#### [READING TEXT]
((

I am trying to run below program using Apache Beam on GCP Dataflow. The program should read CSV file, do some transformation like sum, max and join. Then write to BQ table. Till step 4 I am getting expected result. But at step 5 the job is failing to write to BigQuery with below error.
Please help to solve it.
Data:
Error:
TypeError: 'tuple' object does not support item assignment [while running 'Write to BQ/StorageWriteToBigQuery/Convert dict to Beam Row/Convert dict to Beam Row']
Code:
import apache_beam as beam
from apache_beam.options.pipeline_options import PipelineOptions
import argparse
from pprint import pprint
parser = argparse.ArgumentParser()
parser.add_argument("--in_file", dest="in_file", required=True, help="input GCS file")
parser.add_argument("--out_table", dest="out_table", required=True, help="output BQ Table")
parser.add_argument("--out_ds", dest="out_ds", required=True, help="output BQ DS")
path_args, pipeline_args = parser.parse_known_args()

))

#### [ENTRIES SHOWN]

((

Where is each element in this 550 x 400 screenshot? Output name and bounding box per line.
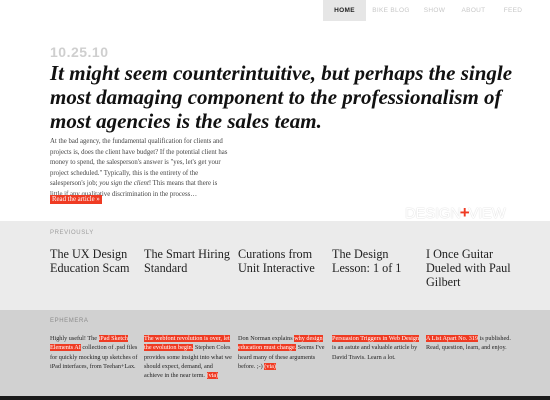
nav-home[interactable]: HOME (323, 0, 366, 21)
ephemera-label: EPHEMERA (50, 318, 89, 324)
previous-post-link[interactable]: Curations from Unit Interactive (238, 247, 332, 289)
ephemera-list: Highly useful! The iPad Sketch Elements … (50, 334, 530, 380)
footer-bar (0, 396, 550, 400)
ephemera-item: The webfont revolution is over, let the … (144, 334, 238, 380)
post-headline[interactable]: It might seem counterintuitive, but perh… (50, 61, 520, 133)
ephemera-text: Highly useful! The (50, 335, 99, 342)
previous-post-link[interactable]: The Smart Hiring Standard (144, 247, 238, 289)
ephemera-item: Persuasion Triggers in Web Design is an … (332, 334, 426, 380)
ephemera-link[interactable]: Persuasion Triggers in Web Design (332, 335, 420, 342)
ephemera-text: is an astute and valuable article by Dav… (332, 344, 418, 361)
via-link[interactable]: (via) (206, 372, 219, 380)
via-link[interactable]: (via) (264, 362, 276, 370)
post-date: 10.25.10 (50, 44, 109, 60)
previous-post-link[interactable]: I Once Guitar Dueled with Paul Gilbert (426, 247, 520, 289)
nav-show[interactable]: SHOW (416, 0, 453, 21)
nav-bike-blog[interactable]: BIKE BLOG (366, 0, 416, 21)
ephemera-section: EPHEMERA Highly useful! The iPad Sketch … (0, 310, 550, 396)
excerpt-italic: you sign the client (99, 180, 149, 188)
logo-design-text: DESIGN (405, 204, 461, 222)
nav-about[interactable]: ABOUT (453, 0, 494, 21)
design-view-logo[interactable]: DESIGN + VIEW (405, 203, 506, 222)
previously-list: The UX Design Education Scam The Smart H… (50, 247, 530, 289)
ephemera-item: Don Norman explains why design education… (238, 334, 332, 380)
ephemera-item: A List Apart No. 319 is published. Read,… (426, 334, 520, 380)
ephemera-item: Highly useful! The iPad Sketch Elements … (50, 334, 144, 380)
nav-feed[interactable]: FEED (494, 0, 532, 21)
top-nav: HOME BIKE BLOG SHOW ABOUT FEED (323, 0, 532, 21)
previously-section: PREVIOUSLY The UX Design Education Scam … (0, 221, 550, 310)
previous-post-link[interactable]: The Design Lesson: 1 of 1 (332, 247, 426, 289)
previous-post-link[interactable]: The UX Design Education Scam (50, 247, 144, 289)
ephemera-text: Don Norman explains (238, 335, 295, 342)
post-excerpt: At the bad agency, the fundamental quali… (50, 137, 230, 201)
read-article-link[interactable]: Read the article » (50, 195, 102, 204)
ephemera-link[interactable]: A List Apart No. 319 (426, 335, 479, 342)
logo-view-text: VIEW (468, 204, 506, 222)
previously-label: PREVIOUSLY (50, 230, 94, 236)
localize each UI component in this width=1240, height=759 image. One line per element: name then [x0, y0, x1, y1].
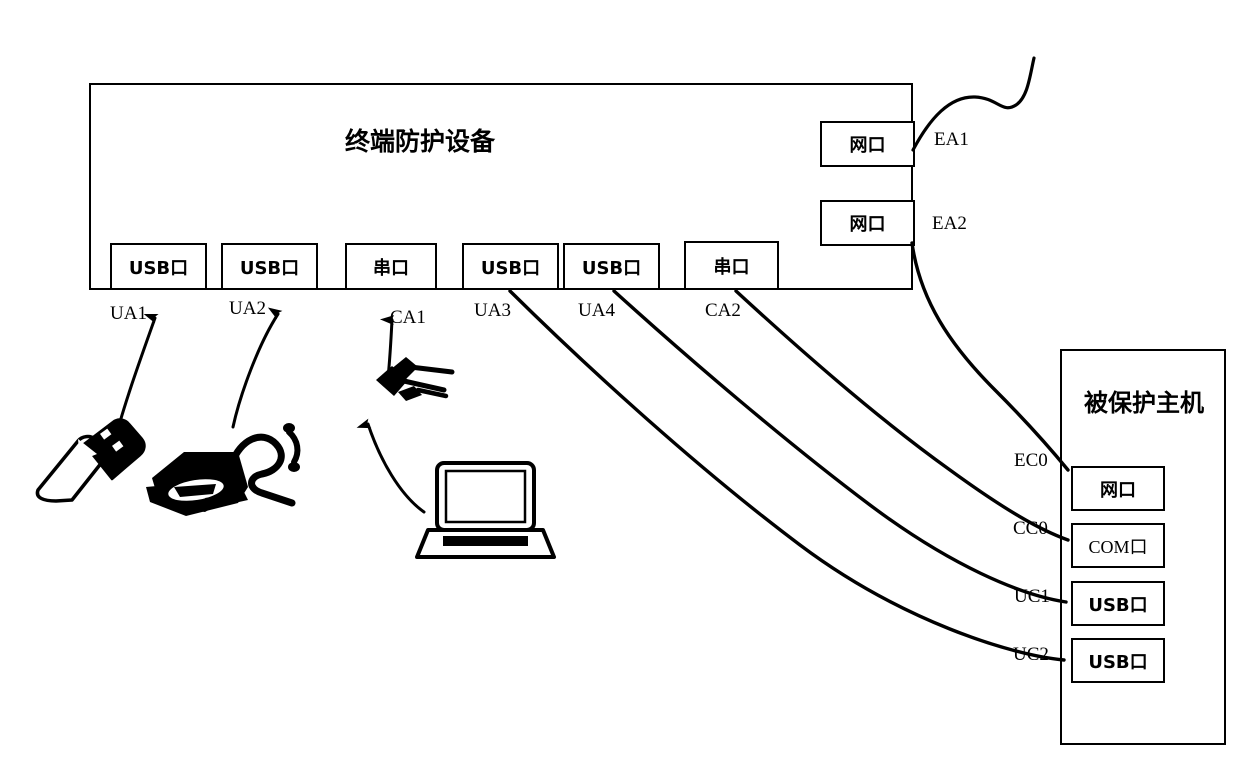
conn-label-ec0: EC0: [1014, 450, 1048, 471]
conn-label-ca2: CA2: [705, 300, 741, 321]
port-usb-ua2[interactable]: USB口: [221, 243, 318, 290]
host-port-usb-uc2[interactable]: USB口: [1071, 638, 1165, 683]
port-serial-ca1[interactable]: 串口: [345, 243, 437, 290]
protected-host-title: 被保护主机: [1084, 389, 1204, 417]
conn-label-ua3: UA3: [474, 300, 511, 321]
port-usb-ua1[interactable]: USB口: [110, 243, 207, 290]
host-port-eth-ec0[interactable]: 网口: [1071, 466, 1165, 511]
host-port-usb-uc1-label: USB口: [1088, 594, 1148, 616]
port-eth-ea2[interactable]: 网口: [820, 200, 915, 246]
external-optical-drive-icon: [146, 423, 301, 516]
host-port-com-cc0-label: COM口: [1088, 536, 1148, 557]
usb-flash-drive-icon: [35, 418, 146, 503]
conn-label-ua4: UA4: [578, 300, 615, 321]
link-ua4-uc1: [612, 289, 1068, 604]
port-usb-ua4-label: USB口: [581, 257, 642, 279]
link-ua3-uc2: [508, 289, 1066, 662]
host-port-usb-uc2-label: USB口: [1088, 651, 1148, 673]
port-usb-ua3-label: USB口: [480, 257, 541, 279]
port-eth-ea2-label: 网口: [849, 214, 886, 235]
host-port-com-cc0[interactable]: COM口: [1071, 523, 1165, 568]
conn-label-uc2: UC2: [1013, 644, 1049, 665]
conn-label-ea2: EA2: [932, 213, 967, 234]
conn-label-uc1: UC1: [1014, 586, 1050, 607]
port-serial-ca1-label: 串口: [373, 257, 409, 279]
host-port-eth-ec0-label: 网口: [1100, 479, 1136, 501]
serial-cable-connector-icon: [376, 357, 455, 401]
main-device-title: 终端防护设备: [345, 127, 496, 156]
link-ea1-network: [911, 56, 1036, 152]
link-ea2-ec0: [910, 241, 1070, 472]
conn-label-ea1: EA1: [934, 129, 969, 150]
port-eth-ea1-label: 网口: [849, 135, 886, 156]
link-ua2-arrow: [231, 307, 283, 429]
link-ca2-cc0: [734, 289, 1070, 542]
port-usb-ua1-label: USB口: [128, 257, 189, 279]
port-serial-ca2[interactable]: 串口: [684, 241, 779, 290]
laptop-icon: [415, 461, 556, 559]
port-eth-ea1[interactable]: 网口: [820, 121, 915, 167]
link-laptop-to-cable: [356, 418, 426, 514]
link-ua1-arrow: [111, 313, 159, 450]
port-usb-ua2-label: USB口: [239, 257, 300, 279]
port-usb-ua4[interactable]: USB口: [563, 243, 660, 290]
diagram-canvas: 终端防护设备 USB口 USB口 串口 USB口 USB口 串口 网口 网口 被…: [0, 0, 1240, 759]
port-usb-ua3[interactable]: USB口: [462, 243, 559, 290]
conn-label-ua1: UA1: [110, 303, 147, 324]
port-serial-ca2-label: 串口: [713, 256, 750, 278]
conn-label-cc0: CC0: [1013, 518, 1048, 539]
conn-label-ca1: CA1: [390, 307, 426, 328]
host-port-usb-uc1[interactable]: USB口: [1071, 581, 1165, 626]
conn-label-ua2: UA2: [229, 298, 266, 319]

))

#### [SET EXERCISE]
Reproduce the passage of the Dataflow post that begins with the words containing "I am trying" and ends with "to solve it.".

#### [WORKED ANSWER]
I am trying to run below program using Apache Beam on GCP Dataflow. The program should read CSV file, do some transformation like sum, max and join. Then write to BQ table. Till step 4 I am getting expected result. But at step 5 the job is failing to write to BigQuery with below error.
Please help to solve it.